- [To be done]
Find every line with the word "Svealand" and report how many there are, without any other text.

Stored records
:::::

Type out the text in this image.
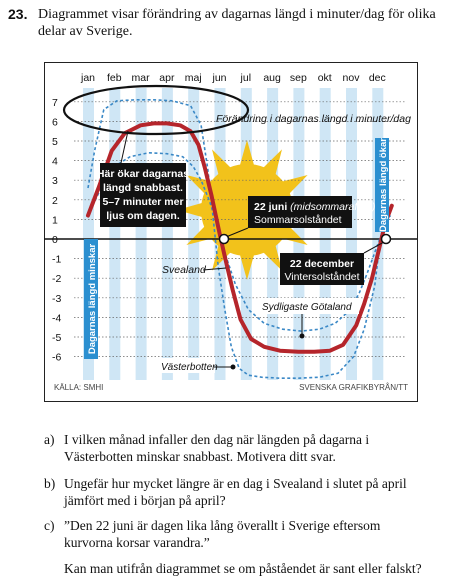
23. Diagrammet visar förändring av dagarnas längd i minuter/dag för olika delar av Sverige.
7
6
5
4
3
2
1
0
-1
-2
-3
-4
-5
-6
jan feb mar apr maj jun jul aug sep okt nov dec
Här ökar dagarnas
längd snabbast.
5–7 minuter mer
ljus om dagen.
Förändring i dagarnas längd i minuter/dag
22 juni (midsommarafton)
Sommarsolståndet
22 december
Vintersolståndet
Svealand
Sydligaste Götaland
Västerbotten
Dagarnas längd ökar
Dagarnas längd minskar
KÄLLA: SMHI	SVENSKA GRAFIKBYRÅN/TT
a) I vilken månad infaller den dag när längden på dagarna i Västerbotten minskar snabbast. Motivera ditt svar.
b) Ungefär hur mycket längre är en dag i Svealand i slutet på april jämfört med i början på april?
c) ”Den 22 juni är dagen lika lång överallt i Sverige eftersom kurvorna korsar varandra.”
Kan man utifrån diagrammet se om påståendet är sant eller falskt?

:::::

- [Final result]
2